§ Set task
A verbatim copy of the records is required, with all pictures left out.

(Saved data entries)

──────────────────────────────

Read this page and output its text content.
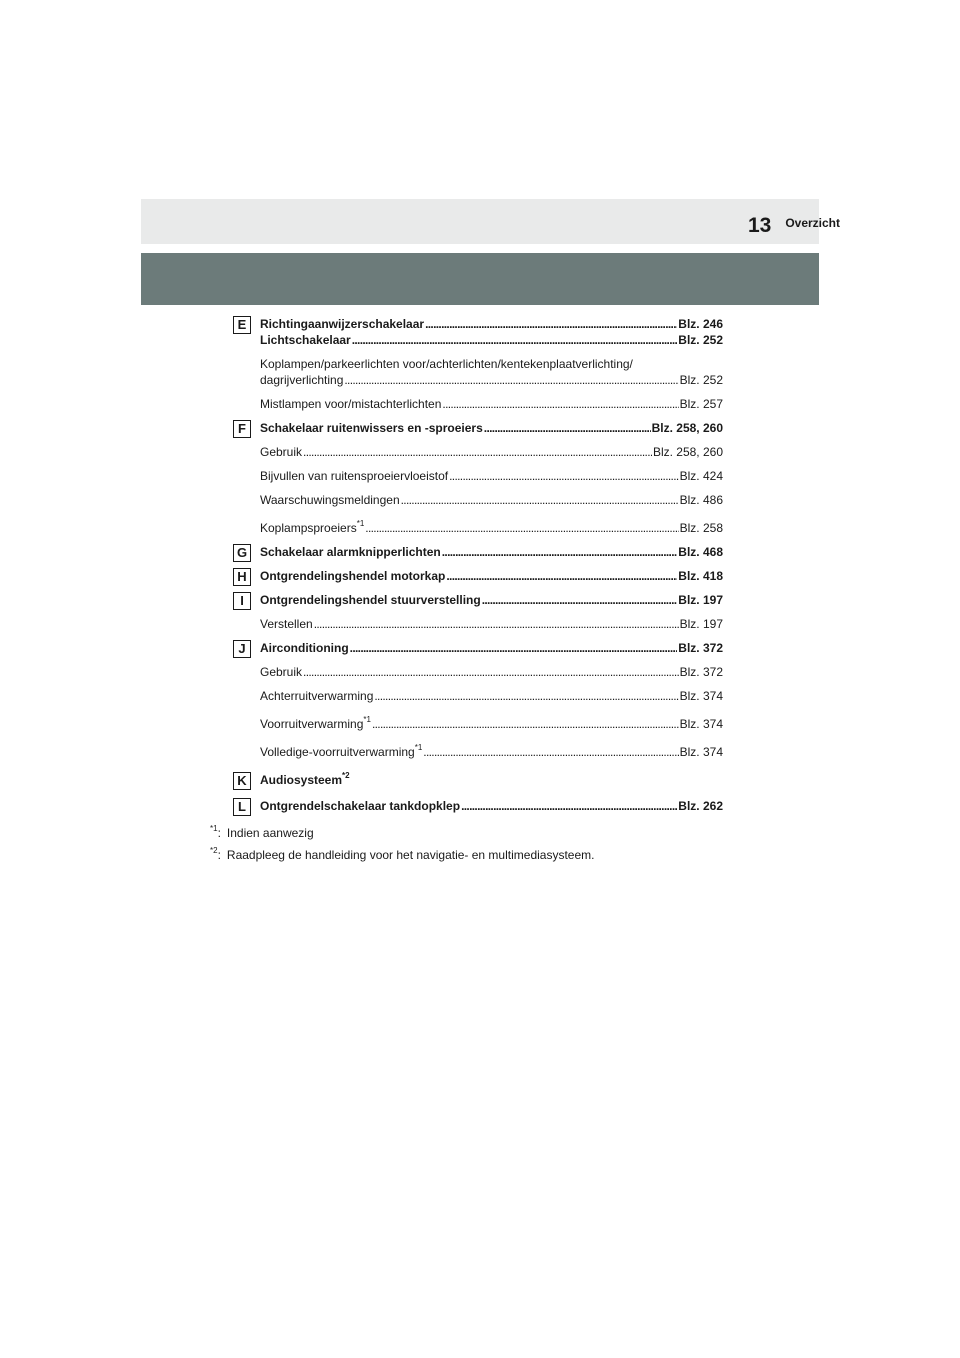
Overzicht
13
E	Richtingaanwijzerschakelaar . . .	Blz. 246
Lichtschakelaar . . .	Blz. 252
Koplampen/parkeerlichten voor/achterlichten/kentekenplaatverlichting/
dagrijverlichting . . .	Blz. 252
Mistlampen voor/mistachterlichten . . .	Blz. 257
F	Schakelaar ruitenwissers en -sproeiers . . .	Blz. 258, 260
Gebruik . . .	Blz. 258, 260
Bijvullen van ruitensproeiervloeistof . . .	Blz. 424
Waarschuwingsmeldingen . . .	Blz. 486
Koplampsproeiers$^{*1}$ . . .	Blz. 258
G	Schakelaar alarmknipperlichten . . .	Blz. 468
H	Ontgrendelingshendel motorkap . . .	Blz. 418
I	Ontgrendelingshendel stuurverstelling . . .	Blz. 197
Verstellen . . .	Blz. 197
J	Airconditioning . . .	Blz. 372
Gebruik . . .	Blz. 372
Achterruitverwarming . . .	Blz. 374
Voorruitverwarming$^{*1}$ . . .	Blz. 374
Volledige-voorruitverwarming$^{*1}$ . . .	Blz. 374
K	Audiosysteem$^{*2}$
L	Ontgrendelschakelaar tankdopklep . . .	Blz. 262
$^{*1}$: Indien aanwezig
$^{*2}$: Raadpleeg de handleiding voor het navigatie- en multimediasysteem.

──────────────────────────────

§ Finished answer
Read this page and output its text content.
Overzicht
13
E	Richtingaanwijzerschakelaar . . .	Blz. 246
Lichtschakelaar . . .	Blz. 252
Koplampen/parkeerlichten voor/achterlichten/kentekenplaatverlichting/
dagrijverlichting . . .	Blz. 252
Mistlampen voor/mistachterlichten . . .	Blz. 257
F	Schakelaar ruitenwissers en -sproeiers . . .	Blz. 258, 260
Gebruik . . .	Blz. 258, 260
Bijvullen van ruitensproeiervloeistof . . .	Blz. 424
Waarschuwingsmeldingen . . .	Blz. 486
Koplampsproeiers$^{*1}$ . . .	Blz. 258
G	Schakelaar alarmknipperlichten . . .	Blz. 468
H	Ontgrendelingshendel motorkap . . .	Blz. 418
I	Ontgrendelingshendel stuurverstelling . . .	Blz. 197
Verstellen . . .	Blz. 197
J	Airconditioning . . .	Blz. 372
Gebruik . . .	Blz. 372
Achterruitverwarming . . .	Blz. 374
Voorruitverwarming$^{*1}$ . . .	Blz. 374
Volledige-voorruitverwarming$^{*1}$ . . .	Blz. 374
K	Audiosysteem$^{*2}$
L	Ontgrendelschakelaar tankdopklep . . .	Blz. 262
$^{*1}$: Indien aanwezig
$^{*2}$: Raadpleeg de handleiding voor het navigatie- en multimediasysteem.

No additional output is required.